(begin)

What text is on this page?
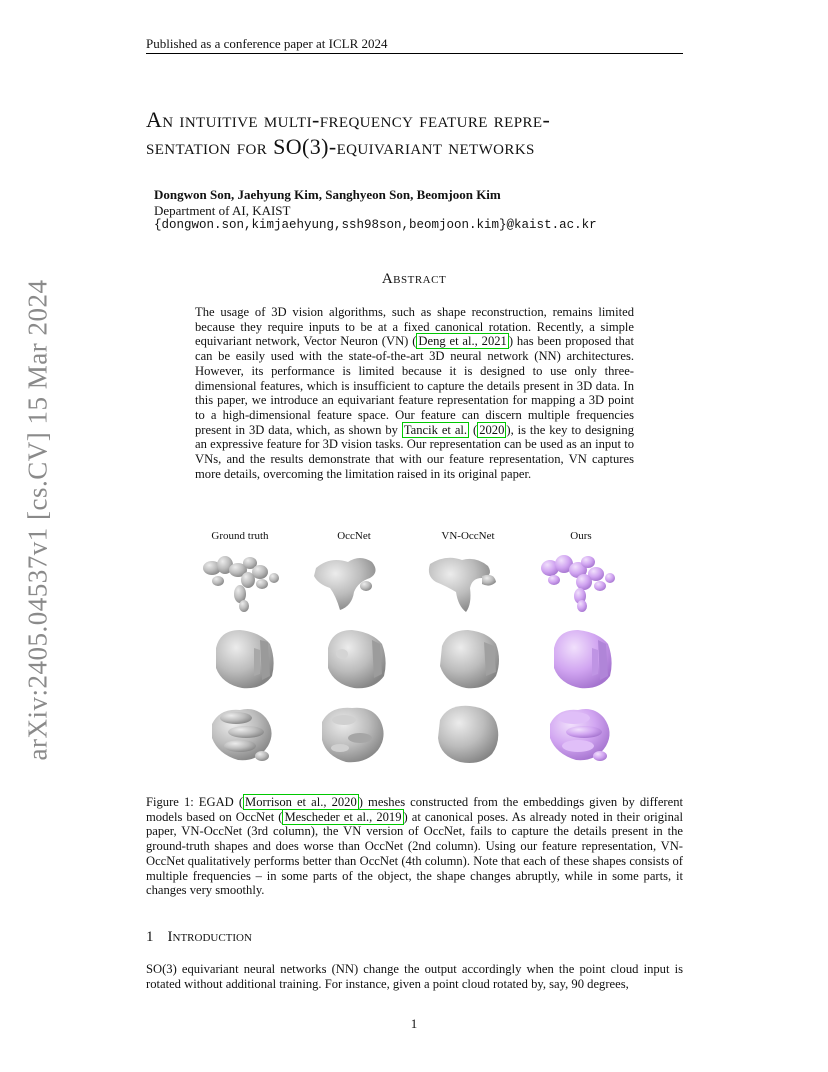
Published as a conference paper at ICLR 2024
arXiv:2405.04537v1 [cs.CV] 15 Mar 2024
An intuitive multi-frequency feature repre-
sentation for SO(3)-equivariant networks
Dongwon Son, Jaehyung Kim, Sanghyeon Son, Beomjoon Kim
Department of AI, KAIST
{dongwon.son,kimjaehyung,ssh98son,beomjoon.kim}@kaist.ac.kr
Abstract
The usage of 3D vision algorithms, such as shape reconstruction, remains limited because they require inputs to be at a fixed canonical rotation. Recently, a simple equivariant network, Vector Neuron (VN) ( Deng et al., 2021 ) has been proposed that can be easily used with the state-of-the-art 3D neural network (NN) architectures. However, its performance is limited because it is designed to use only three-dimensional features, which is insufficient to capture the details present in 3D data. In this paper, we introduce an equivariant feature representation for mapping a 3D point to a high-dimensional feature space. Our feature can discern multiple frequencies present in 3D data, which, as shown by Tancik et al. ( 2020 ), is the key to designing an expressive feature for 3D vision tasks. Our representation can be used as an input to VNs, and the results demonstrate that with our feature representation, VN captures more details, overcoming the limitation raised in its original paper.
Ground truth	OccNet	VN-OccNet	Ours
Figure 1: EGAD ( Morrison et al., 2020 ) meshes constructed from the embeddings given by different models based on OccNet ( Mescheder et al., 2019 ) at canonical poses. As already noted in their original paper, VN-OccNet (3rd column), the VN version of OccNet, fails to capture the details present in the ground-truth shapes and does worse than OccNet (2nd column). Using our feature representation, VN-OccNet qualitatively performs better than OccNet (4th column). Note that each of these shapes consists of multiple frequencies – in some parts of the object, the shape changes abruptly, while in some parts, it changes very smoothly.
1 Introduction
SO(3) equivariant neural networks (NN) change the output accordingly when the point cloud input is rotated without additional training. For instance, given a point cloud rotated by, say, 90 degrees,
1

(end)

What the task requires:
Pick out and copy the lines of the entries that hold the string "networks".

Finished answer:
sentation for SO(3)-equivariant networks
SO(3) equivariant neural networks (NN) change the output accordingly when the point cloud input is rotated without additional training. For instance, given a point cloud rotated by, say, 90 degrees,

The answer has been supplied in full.